> WHAT IS NEEDED
Retype the whole listing, please, keeping every line exact and dropping the pictures.

-- DATA FOR THIS TASK start --

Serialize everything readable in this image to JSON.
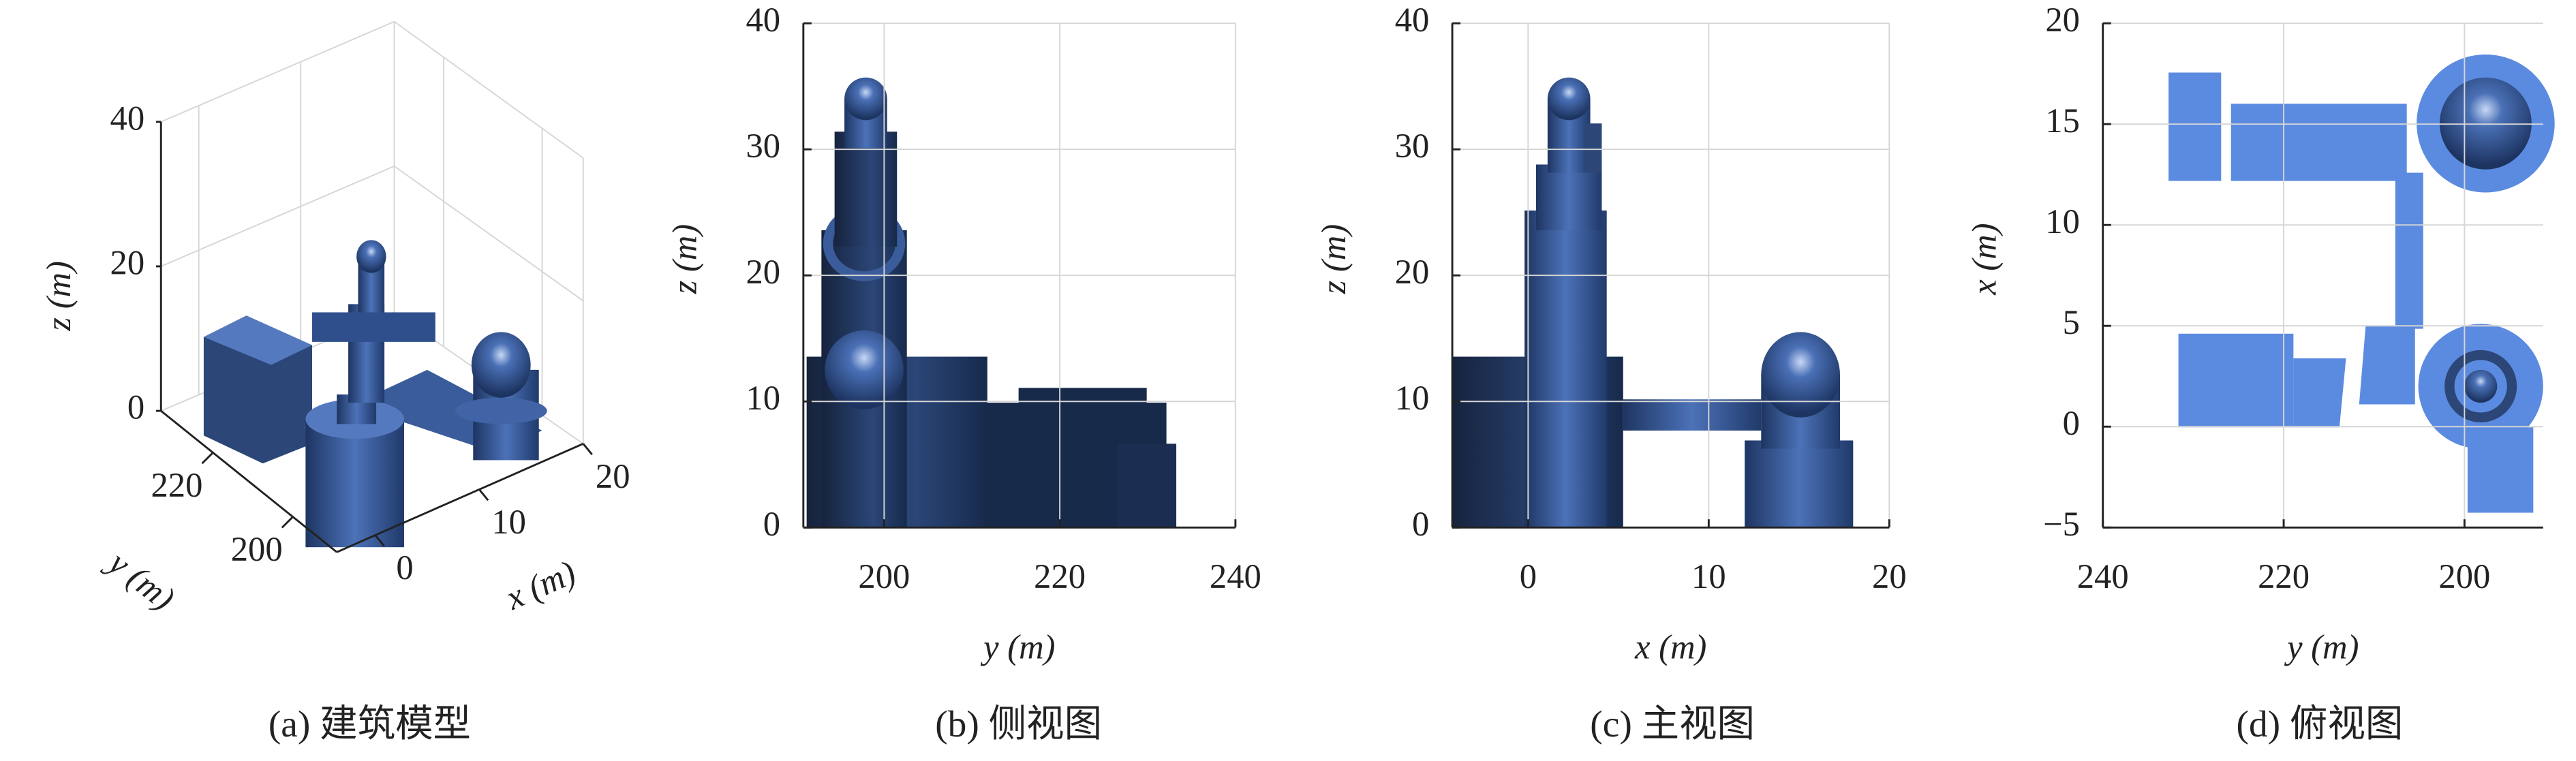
{
  "chart_data": [
    {
      "type": "model3d",
      "caption": "(a) 建筑模型",
      "zlabel": "z (m)",
      "ylabel": "y (m)",
      "xlabel": "x (m)",
      "zlim": [
        0,
        40
      ],
      "zticks": [
        0,
        20,
        40
      ],
      "ylim": [
        233,
        189
      ],
      "yticks": [
        200,
        220
      ],
      "xlim": [
        -3.7,
        20
      ],
      "xticks": [
        0,
        10,
        20
      ]
    },
    {
      "type": "view",
      "caption": "(b) 侧视图",
      "xlabel": "y (m)",
      "ylabel": "z (m)",
      "xlim": [
        190.8,
        240
      ],
      "xticks": [
        200,
        220,
        240
      ],
      "ylim": [
        0,
        40
      ],
      "yticks": [
        0,
        10,
        20,
        30,
        40
      ],
      "grid": true
    },
    {
      "type": "view",
      "caption": "(c) 主视图",
      "xlabel": "x (m)",
      "ylabel": "z (m)",
      "xlim": [
        -4.2,
        20
      ],
      "xticks": [
        0,
        10,
        20
      ],
      "ylim": [
        0,
        40
      ],
      "yticks": [
        0,
        10,
        20,
        30,
        40
      ],
      "grid": true
    },
    {
      "type": "view",
      "caption": "(d) 俯视图",
      "xlabel": "y (m)",
      "ylabel": "x (m)",
      "xlim": [
        240,
        191.3
      ],
      "xticks": [
        240,
        220,
        200
      ],
      "ylim": [
        -5,
        20
      ],
      "yticks": [
        {
          "value": -5,
          "label": "−5"
        },
        0,
        5,
        10,
        15,
        20
      ],
      "grid": true
    }
  ]
}
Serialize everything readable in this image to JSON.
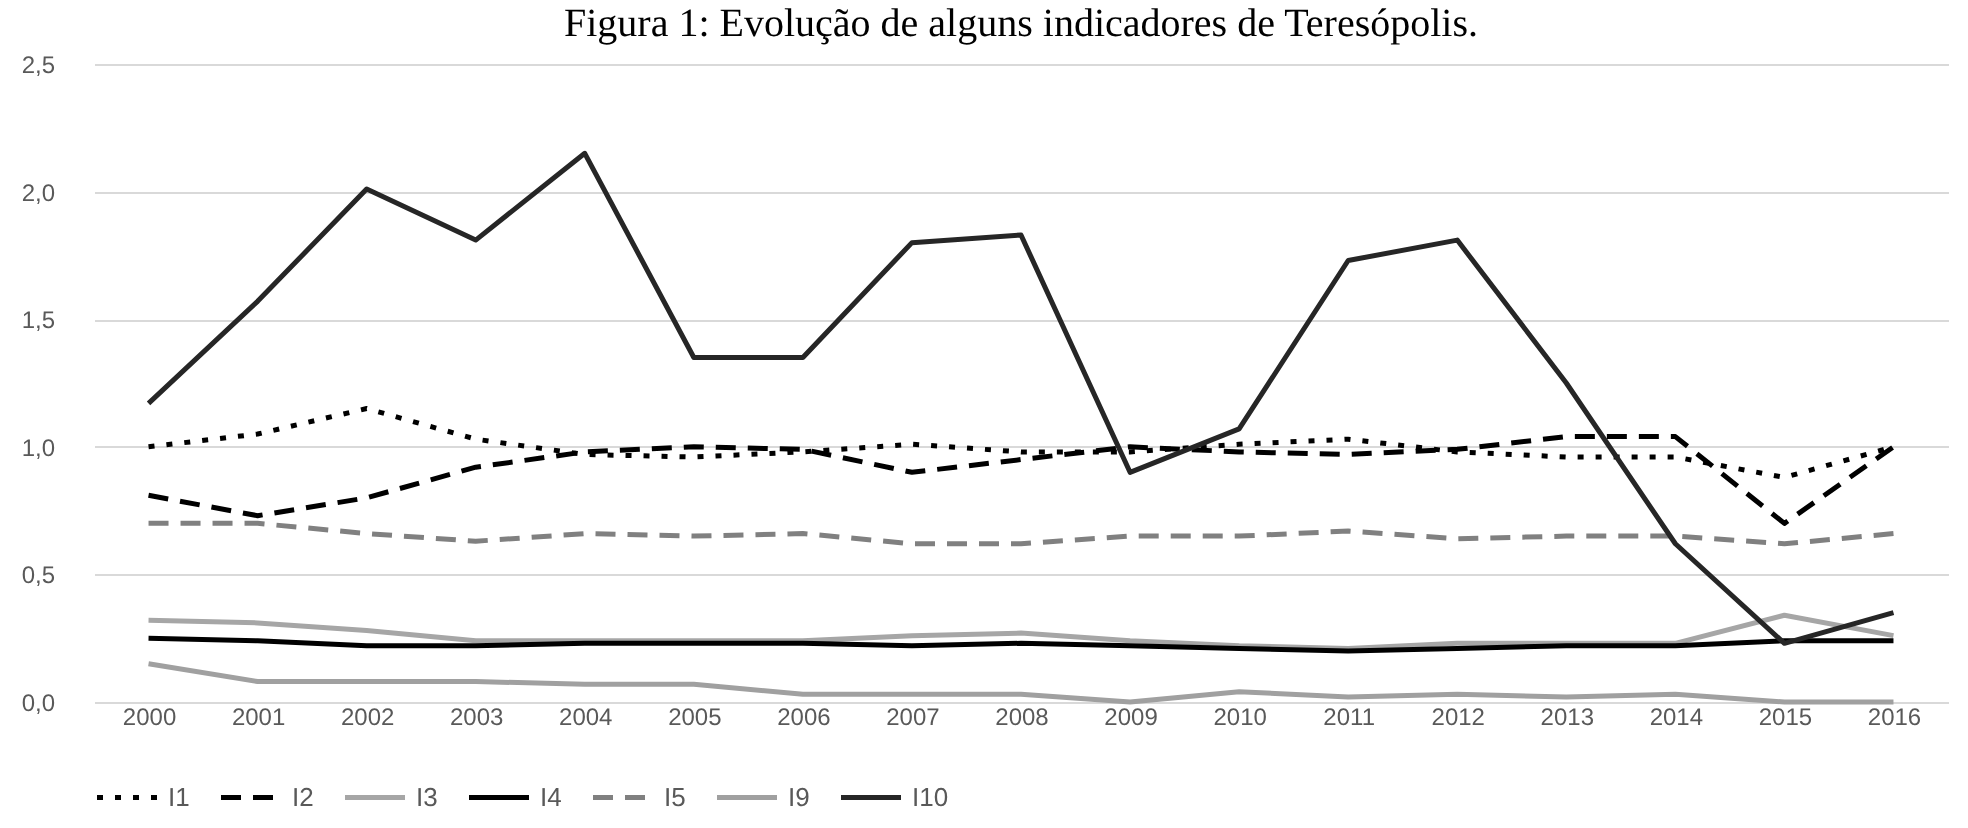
{
  "chart_data": {
    "type": "line",
    "title": "Figura 1: Evolução de alguns indicadores de Teresópolis.",
    "categories": [
      "2000",
      "2001",
      "2002",
      "2003",
      "2004",
      "2005",
      "2006",
      "2007",
      "2008",
      "2009",
      "2010",
      "2011",
      "2012",
      "2013",
      "2014",
      "2015",
      "2016"
    ],
    "ylim": [
      0,
      2.5
    ],
    "yticks": [
      {
        "value": 0,
        "label": "0,0"
      },
      {
        "value": 0.5,
        "label": "0,5"
      },
      {
        "value": 1,
        "label": "1,0"
      },
      {
        "value": 1.5,
        "label": "1,5"
      },
      {
        "value": 2,
        "label": "2,0"
      },
      {
        "value": 2.5,
        "label": "2,5"
      }
    ],
    "grid": "y",
    "legend": "bottom",
    "marker": "none",
    "series": [
      {
        "name": "I1",
        "color": "#000000",
        "line_style": "dotted",
        "values": [
          1.0,
          1.05,
          1.15,
          1.03,
          0.97,
          0.96,
          0.98,
          1.01,
          0.98,
          0.98,
          1.01,
          1.03,
          0.98,
          0.96,
          0.96,
          0.88,
          1.0
        ]
      },
      {
        "name": "I2",
        "color": "#000000",
        "line_style": "dashed",
        "values": [
          0.81,
          0.73,
          0.8,
          0.92,
          0.98,
          1.0,
          0.99,
          0.9,
          0.95,
          1.0,
          0.98,
          0.97,
          0.99,
          1.04,
          1.04,
          0.7,
          1.0
        ]
      },
      {
        "name": "I3",
        "color": "#a6a6a6",
        "line_style": "solid",
        "values": [
          0.32,
          0.31,
          0.28,
          0.24,
          0.24,
          0.24,
          0.24,
          0.26,
          0.27,
          0.24,
          0.22,
          0.21,
          0.23,
          0.23,
          0.23,
          0.34,
          0.26
        ]
      },
      {
        "name": "I4",
        "color": "#000000",
        "line_style": "solid",
        "values": [
          0.25,
          0.24,
          0.22,
          0.22,
          0.23,
          0.23,
          0.23,
          0.22,
          0.23,
          0.22,
          0.21,
          0.2,
          0.21,
          0.22,
          0.22,
          0.24,
          0.24
        ]
      },
      {
        "name": "I5",
        "color": "#808080",
        "line_style": "dashed",
        "values": [
          0.7,
          0.7,
          0.66,
          0.63,
          0.66,
          0.65,
          0.66,
          0.62,
          0.62,
          0.65,
          0.65,
          0.67,
          0.64,
          0.65,
          0.65,
          0.62,
          0.66
        ]
      },
      {
        "name": "I9",
        "color": "#a0a0a0",
        "line_style": "solid",
        "values": [
          0.15,
          0.08,
          0.08,
          0.08,
          0.07,
          0.07,
          0.03,
          0.03,
          0.03,
          0.0,
          0.04,
          0.02,
          0.03,
          0.02,
          0.03,
          0.0,
          0.0
        ]
      },
      {
        "name": "I10",
        "color": "#262626",
        "line_style": "solid",
        "values": [
          1.17,
          1.57,
          2.01,
          1.81,
          2.15,
          1.35,
          1.35,
          1.8,
          1.83,
          0.9,
          1.07,
          1.73,
          1.81,
          1.25,
          0.62,
          0.23,
          0.35
        ]
      }
    ]
  }
}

-- DATA FOR THIS TASK end --

> SOLUTION TO THE EXERCISE
Serialize everything readable in this image to JSON.
{
  "chart_data": [
    {
      "type": "model3d",
      "caption": "(a) 建筑模型",
      "zlabel": "z (m)",
      "ylabel": "y (m)",
      "xlabel": "x (m)",
      "zlim": [
        0,
        40
      ],
      "zticks": [
        0,
        20,
        40
      ],
      "ylim": [
        233,
        189
      ],
      "yticks": [
        200,
        220
      ],
      "xlim": [
        -3.7,
        20
      ],
      "xticks": [
        0,
        10,
        20
      ]
    },
    {
      "type": "view",
      "caption": "(b) 侧视图",
      "xlabel": "y (m)",
      "ylabel": "z (m)",
      "xlim": [
        190.8,
        240
      ],
      "xticks": [
        200,
        220,
        240
      ],
      "ylim": [
        0,
        40
      ],
      "yticks": [
        0,
        10,
        20,
        30,
        40
      ],
      "grid": true
    },
    {
      "type": "view",
      "caption": "(c) 主视图",
      "xlabel": "x (m)",
      "ylabel": "z (m)",
      "xlim": [
        -4.2,
        20
      ],
      "xticks": [
        0,
        10,
        20
      ],
      "ylim": [
        0,
        40
      ],
      "yticks": [
        0,
        10,
        20,
        30,
        40
      ],
      "grid": true
    },
    {
      "type": "view",
      "caption": "(d) 俯视图",
      "xlabel": "y (m)",
      "ylabel": "x (m)",
      "xlim": [
        240,
        191.3
      ],
      "xticks": [
        240,
        220,
        200
      ],
      "ylim": [
        -5,
        20
      ],
      "yticks": [
        {
          "value": -5,
          "label": "−5"
        },
        0,
        5,
        10,
        15,
        20
      ],
      "grid": true
    }
  ]
}
Serialize everything readable in this image to JSON.
{
  "chart_data": {
    "type": "line",
    "title": "Figura 1: Evolução de alguns indicadores de Teresópolis.",
    "categories": [
      "2000",
      "2001",
      "2002",
      "2003",
      "2004",
      "2005",
      "2006",
      "2007",
      "2008",
      "2009",
      "2010",
      "2011",
      "2012",
      "2013",
      "2014",
      "2015",
      "2016"
    ],
    "ylim": [
      0,
      2.5
    ],
    "yticks": [
      {
        "value": 0,
        "label": "0,0"
      },
      {
        "value": 0.5,
        "label": "0,5"
      },
      {
        "value": 1,
        "label": "1,0"
      },
      {
        "value": 1.5,
        "label": "1,5"
      },
      {
        "value": 2,
        "label": "2,0"
      },
      {
        "value": 2.5,
        "label": "2,5"
      }
    ],
    "grid": "y",
    "legend": "bottom",
    "marker": "none",
    "series": [
      {
        "name": "I1",
        "color": "#000000",
        "line_style": "dotted",
        "values": [
          1.0,
          1.05,
          1.15,
          1.03,
          0.97,
          0.96,
          0.98,
          1.01,
          0.98,
          0.98,
          1.01,
          1.03,
          0.98,
          0.96,
          0.96,
          0.88,
          1.0
        ]
      },
      {
        "name": "I2",
        "color": "#000000",
        "line_style": "dashed",
        "values": [
          0.81,
          0.73,
          0.8,
          0.92,
          0.98,
          1.0,
          0.99,
          0.9,
          0.95,
          1.0,
          0.98,
          0.97,
          0.99,
          1.04,
          1.04,
          0.7,
          1.0
        ]
      },
      {
        "name": "I3",
        "color": "#a6a6a6",
        "line_style": "solid",
        "values": [
          0.32,
          0.31,
          0.28,
          0.24,
          0.24,
          0.24,
          0.24,
          0.26,
          0.27,
          0.24,
          0.22,
          0.21,
          0.23,
          0.23,
          0.23,
          0.34,
          0.26
        ]
      },
      {
        "name": "I4",
        "color": "#000000",
        "line_style": "solid",
        "values": [
          0.25,
          0.24,
          0.22,
          0.22,
          0.23,
          0.23,
          0.23,
          0.22,
          0.23,
          0.22,
          0.21,
          0.2,
          0.21,
          0.22,
          0.22,
          0.24,
          0.24
        ]
      },
      {
        "name": "I5",
        "color": "#808080",
        "line_style": "dashed",
        "values": [
          0.7,
          0.7,
          0.66,
          0.63,
          0.66,
          0.65,
          0.66,
          0.62,
          0.62,
          0.65,
          0.65,
          0.67,
          0.64,
          0.65,
          0.65,
          0.62,
          0.66
        ]
      },
      {
        "name": "I9",
        "color": "#a0a0a0",
        "line_style": "solid",
        "values": [
          0.15,
          0.08,
          0.08,
          0.08,
          0.07,
          0.07,
          0.03,
          0.03,
          0.03,
          0.0,
          0.04,
          0.02,
          0.03,
          0.02,
          0.03,
          0.0,
          0.0
        ]
      },
      {
        "name": "I10",
        "color": "#262626",
        "line_style": "solid",
        "values": [
          1.17,
          1.57,
          2.01,
          1.81,
          2.15,
          1.35,
          1.35,
          1.8,
          1.83,
          0.9,
          1.07,
          1.73,
          1.81,
          1.25,
          0.62,
          0.23,
          0.35
        ]
      }
    ]
  }
}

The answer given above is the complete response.